* Stored rows:
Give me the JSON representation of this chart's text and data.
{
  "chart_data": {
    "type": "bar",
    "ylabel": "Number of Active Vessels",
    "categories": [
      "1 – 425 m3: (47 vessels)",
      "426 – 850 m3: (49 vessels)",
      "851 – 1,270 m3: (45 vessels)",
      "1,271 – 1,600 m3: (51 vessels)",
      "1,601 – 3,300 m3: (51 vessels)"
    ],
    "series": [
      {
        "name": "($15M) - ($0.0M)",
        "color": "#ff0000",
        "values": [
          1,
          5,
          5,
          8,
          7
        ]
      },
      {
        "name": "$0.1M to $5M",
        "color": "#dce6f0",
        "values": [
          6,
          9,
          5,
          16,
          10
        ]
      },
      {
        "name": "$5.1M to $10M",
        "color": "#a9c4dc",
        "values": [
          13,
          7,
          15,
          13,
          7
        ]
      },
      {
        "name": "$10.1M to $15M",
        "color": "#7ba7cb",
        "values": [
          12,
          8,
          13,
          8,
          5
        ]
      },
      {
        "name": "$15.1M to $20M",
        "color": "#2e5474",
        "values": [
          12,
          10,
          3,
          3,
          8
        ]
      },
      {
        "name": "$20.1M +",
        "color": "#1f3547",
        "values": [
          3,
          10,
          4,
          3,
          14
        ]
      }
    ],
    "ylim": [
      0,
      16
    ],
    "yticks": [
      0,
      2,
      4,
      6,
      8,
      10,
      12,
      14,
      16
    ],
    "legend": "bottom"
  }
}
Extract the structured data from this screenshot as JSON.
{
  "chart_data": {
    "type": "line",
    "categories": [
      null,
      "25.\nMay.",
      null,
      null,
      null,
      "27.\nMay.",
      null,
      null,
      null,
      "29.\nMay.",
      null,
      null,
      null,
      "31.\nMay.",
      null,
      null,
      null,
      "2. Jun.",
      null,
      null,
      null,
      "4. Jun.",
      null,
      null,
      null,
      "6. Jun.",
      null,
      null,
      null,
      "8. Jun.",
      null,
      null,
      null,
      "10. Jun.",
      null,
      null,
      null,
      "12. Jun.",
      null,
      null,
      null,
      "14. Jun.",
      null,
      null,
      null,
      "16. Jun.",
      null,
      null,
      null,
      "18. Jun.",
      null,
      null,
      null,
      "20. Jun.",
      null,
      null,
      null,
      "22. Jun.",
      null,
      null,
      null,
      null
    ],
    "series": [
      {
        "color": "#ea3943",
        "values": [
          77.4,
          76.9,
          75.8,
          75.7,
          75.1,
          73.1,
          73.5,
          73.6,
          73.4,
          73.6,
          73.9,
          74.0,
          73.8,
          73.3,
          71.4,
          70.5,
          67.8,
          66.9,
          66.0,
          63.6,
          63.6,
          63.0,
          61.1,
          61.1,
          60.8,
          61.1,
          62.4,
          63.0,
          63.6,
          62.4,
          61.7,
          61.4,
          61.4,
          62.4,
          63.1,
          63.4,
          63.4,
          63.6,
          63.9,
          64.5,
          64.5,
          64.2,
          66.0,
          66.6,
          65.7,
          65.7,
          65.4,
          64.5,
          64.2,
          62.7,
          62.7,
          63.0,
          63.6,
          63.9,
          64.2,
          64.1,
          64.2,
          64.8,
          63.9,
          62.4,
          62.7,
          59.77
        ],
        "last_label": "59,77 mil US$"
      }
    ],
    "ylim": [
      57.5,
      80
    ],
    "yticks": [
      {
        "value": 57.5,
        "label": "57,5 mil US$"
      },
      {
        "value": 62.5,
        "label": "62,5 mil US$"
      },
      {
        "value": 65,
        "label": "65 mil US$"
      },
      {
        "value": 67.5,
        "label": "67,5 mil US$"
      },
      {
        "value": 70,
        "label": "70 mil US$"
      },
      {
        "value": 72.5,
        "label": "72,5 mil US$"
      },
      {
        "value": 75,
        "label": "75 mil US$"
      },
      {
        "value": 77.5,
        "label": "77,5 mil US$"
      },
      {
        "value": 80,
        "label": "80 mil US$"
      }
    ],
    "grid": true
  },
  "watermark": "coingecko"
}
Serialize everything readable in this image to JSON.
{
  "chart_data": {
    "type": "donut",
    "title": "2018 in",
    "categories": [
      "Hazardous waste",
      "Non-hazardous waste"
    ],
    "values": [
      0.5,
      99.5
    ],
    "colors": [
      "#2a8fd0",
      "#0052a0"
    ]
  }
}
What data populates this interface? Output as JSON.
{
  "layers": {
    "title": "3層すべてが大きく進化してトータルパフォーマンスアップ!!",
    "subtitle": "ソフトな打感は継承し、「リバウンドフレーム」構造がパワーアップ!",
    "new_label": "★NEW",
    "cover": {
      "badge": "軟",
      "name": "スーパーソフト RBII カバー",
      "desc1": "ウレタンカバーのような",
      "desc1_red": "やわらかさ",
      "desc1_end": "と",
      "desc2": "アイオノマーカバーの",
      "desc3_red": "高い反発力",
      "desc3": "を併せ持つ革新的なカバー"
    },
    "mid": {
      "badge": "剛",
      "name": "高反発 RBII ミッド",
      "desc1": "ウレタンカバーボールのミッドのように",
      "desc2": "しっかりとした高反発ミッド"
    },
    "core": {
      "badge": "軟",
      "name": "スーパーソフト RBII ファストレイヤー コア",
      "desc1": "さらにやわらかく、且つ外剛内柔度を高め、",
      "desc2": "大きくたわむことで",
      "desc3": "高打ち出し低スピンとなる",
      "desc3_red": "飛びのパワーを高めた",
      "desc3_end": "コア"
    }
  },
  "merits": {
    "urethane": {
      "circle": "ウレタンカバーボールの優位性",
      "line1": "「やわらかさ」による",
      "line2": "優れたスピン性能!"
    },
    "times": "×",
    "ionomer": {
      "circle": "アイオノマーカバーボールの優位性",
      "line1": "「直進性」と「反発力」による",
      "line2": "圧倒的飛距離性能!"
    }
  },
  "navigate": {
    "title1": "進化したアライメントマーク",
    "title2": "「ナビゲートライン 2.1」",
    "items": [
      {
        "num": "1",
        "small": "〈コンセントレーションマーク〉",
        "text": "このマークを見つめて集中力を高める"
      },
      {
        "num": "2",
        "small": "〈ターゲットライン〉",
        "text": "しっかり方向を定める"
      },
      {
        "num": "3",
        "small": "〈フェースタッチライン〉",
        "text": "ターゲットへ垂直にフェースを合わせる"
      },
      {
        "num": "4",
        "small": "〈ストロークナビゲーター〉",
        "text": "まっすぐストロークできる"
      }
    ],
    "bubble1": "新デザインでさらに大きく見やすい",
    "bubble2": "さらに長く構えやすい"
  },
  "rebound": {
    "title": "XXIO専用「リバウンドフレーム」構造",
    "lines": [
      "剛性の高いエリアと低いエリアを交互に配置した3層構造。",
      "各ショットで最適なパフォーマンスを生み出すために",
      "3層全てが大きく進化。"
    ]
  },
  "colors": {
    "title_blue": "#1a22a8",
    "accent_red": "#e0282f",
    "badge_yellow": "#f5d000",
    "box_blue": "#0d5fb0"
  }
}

* Short task:
Write out every entry exactly as given.

* Output of the task:
Give me the JSON representation of this chart's text and data.
{
  "chart_data": {
    "type": "bar",
    "ylabel": "Number of Active Vessels",
    "categories": [
      "1 – 425 m3: (47 vessels)",
      "426 – 850 m3: (49 vessels)",
      "851 – 1,270 m3: (45 vessels)",
      "1,271 – 1,600 m3: (51 vessels)",
      "1,601 – 3,300 m3: (51 vessels)"
    ],
    "series": [
      {
        "name": "($15M) - ($0.0M)",
        "color": "#ff0000",
        "values": [
          1,
          5,
          5,
          8,
          7
        ]
      },
      {
        "name": "$0.1M to $5M",
        "color": "#dce6f0",
        "values": [
          6,
          9,
          5,
          16,
          10
        ]
      },
      {
        "name": "$5.1M to $10M",
        "color": "#a9c4dc",
        "values": [
          13,
          7,
          15,
          13,
          7
        ]
      },
      {
        "name": "$10.1M to $15M",
        "color": "#7ba7cb",
        "values": [
          12,
          8,
          13,
          8,
          5
        ]
      },
      {
        "name": "$15.1M to $20M",
        "color": "#2e5474",
        "values": [
          12,
          10,
          3,
          3,
          8
        ]
      },
      {
        "name": "$20.1M +",
        "color": "#1f3547",
        "values": [
          3,
          10,
          4,
          3,
          14
        ]
      }
    ],
    "ylim": [
      0,
      16
    ],
    "yticks": [
      0,
      2,
      4,
      6,
      8,
      10,
      12,
      14,
      16
    ],
    "legend": "bottom"
  }
}
Extract the structured data from this screenshot as JSON.
{
  "chart_data": {
    "type": "line",
    "categories": [
      null,
      "25.\nMay.",
      null,
      null,
      null,
      "27.\nMay.",
      null,
      null,
      null,
      "29.\nMay.",
      null,
      null,
      null,
      "31.\nMay.",
      null,
      null,
      null,
      "2. Jun.",
      null,
      null,
      null,
      "4. Jun.",
      null,
      null,
      null,
      "6. Jun.",
      null,
      null,
      null,
      "8. Jun.",
      null,
      null,
      null,
      "10. Jun.",
      null,
      null,
      null,
      "12. Jun.",
      null,
      null,
      null,
      "14. Jun.",
      null,
      null,
      null,
      "16. Jun.",
      null,
      null,
      null,
      "18. Jun.",
      null,
      null,
      null,
      "20. Jun.",
      null,
      null,
      null,
      "22. Jun.",
      null,
      null,
      null,
      null
    ],
    "series": [
      {
        "color": "#ea3943",
        "values": [
          77.4,
          76.9,
          75.8,
          75.7,
          75.1,
          73.1,
          73.5,
          73.6,
          73.4,
          73.6,
          73.9,
          74.0,
          73.8,
          73.3,
          71.4,
          70.5,
          67.8,
          66.9,
          66.0,
          63.6,
          63.6,
          63.0,
          61.1,
          61.1,
          60.8,
          61.1,
          62.4,
          63.0,
          63.6,
          62.4,
          61.7,
          61.4,
          61.4,
          62.4,
          63.1,
          63.4,
          63.4,
          63.6,
          63.9,
          64.5,
          64.5,
          64.2,
          66.0,
          66.6,
          65.7,
          65.7,
          65.4,
          64.5,
          64.2,
          62.7,
          62.7,
          63.0,
          63.6,
          63.9,
          64.2,
          64.1,
          64.2,
          64.8,
          63.9,
          62.4,
          62.7,
          59.77
        ],
        "last_label": "59,77 mil US$"
      }
    ],
    "ylim": [
      57.5,
      80
    ],
    "yticks": [
      {
        "value": 57.5,
        "label": "57,5 mil US$"
      },
      {
        "value": 62.5,
        "label": "62,5 mil US$"
      },
      {
        "value": 65,
        "label": "65 mil US$"
      },
      {
        "value": 67.5,
        "label": "67,5 mil US$"
      },
      {
        "value": 70,
        "label": "70 mil US$"
      },
      {
        "value": 72.5,
        "label": "72,5 mil US$"
      },
      {
        "value": 75,
        "label": "75 mil US$"
      },
      {
        "value": 77.5,
        "label": "77,5 mil US$"
      },
      {
        "value": 80,
        "label": "80 mil US$"
      }
    ],
    "grid": true
  },
  "watermark": "coingecko"
}
Serialize everything readable in this image to JSON.
{
  "chart_data": {
    "type": "donut",
    "title": "2018 in",
    "categories": [
      "Hazardous waste",
      "Non-hazardous waste"
    ],
    "values": [
      0.5,
      99.5
    ],
    "colors": [
      "#2a8fd0",
      "#0052a0"
    ]
  }
}
What data populates this interface? Output as JSON.
{
  "layers": {
    "title": "3層すべてが大きく進化してトータルパフォーマンスアップ!!",
    "subtitle": "ソフトな打感は継承し、「リバウンドフレーム」構造がパワーアップ!",
    "new_label": "★NEW",
    "cover": {
      "badge": "軟",
      "name": "スーパーソフト RBII カバー",
      "desc1": "ウレタンカバーのような",
      "desc1_red": "やわらかさ",
      "desc1_end": "と",
      "desc2": "アイオノマーカバーの",
      "desc3_red": "高い反発力",
      "desc3": "を併せ持つ革新的なカバー"
    },
    "mid": {
      "badge": "剛",
      "name": "高反発 RBII ミッド",
      "desc1": "ウレタンカバーボールのミッドのように",
      "desc2": "しっかりとした高反発ミッド"
    },
    "core": {
      "badge": "軟",
      "name": "スーパーソフト RBII ファストレイヤー コア",
      "desc1": "さらにやわらかく、且つ外剛内柔度を高め、",
      "desc2": "大きくたわむことで",
      "desc3": "高打ち出し低スピンとなる",
      "desc3_red": "飛びのパワーを高めた",
      "desc3_end": "コア"
    }
  },
  "merits": {
    "urethane": {
      "circle": "ウレタンカバーボールの優位性",
      "line1": "「やわらかさ」による",
      "line2": "優れたスピン性能!"
    },
    "times": "×",
    "ionomer": {
      "circle": "アイオノマーカバーボールの優位性",
      "line1": "「直進性」と「反発力」による",
      "line2": "圧倒的飛距離性能!"
    }
  },
  "navigate": {
    "title1": "進化したアライメントマーク",
    "title2": "「ナビゲートライン 2.1」",
    "items": [
      {
        "num": "1",
        "small": "〈コンセントレーションマーク〉",
        "text": "このマークを見つめて集中力を高める"
      },
      {
        "num": "2",
        "small": "〈ターゲットライン〉",
        "text": "しっかり方向を定める"
      },
      {
        "num": "3",
        "small": "〈フェースタッチライン〉",
        "text": "ターゲットへ垂直にフェースを合わせる"
      },
      {
        "num": "4",
        "small": "〈ストロークナビゲーター〉",
        "text": "まっすぐストロークできる"
      }
    ],
    "bubble1": "新デザインでさらに大きく見やすい",
    "bubble2": "さらに長く構えやすい"
  },
  "rebound": {
    "title": "XXIO専用「リバウンドフレーム」構造",
    "lines": [
      "剛性の高いエリアと低いエリアを交互に配置した3層構造。",
      "各ショットで最適なパフォーマンスを生み出すために",
      "3層全てが大きく進化。"
    ]
  },
  "colors": {
    "title_blue": "#1a22a8",
    "accent_red": "#e0282f",
    "badge_yellow": "#f5d000",
    "box_blue": "#0d5fb0"
  }
}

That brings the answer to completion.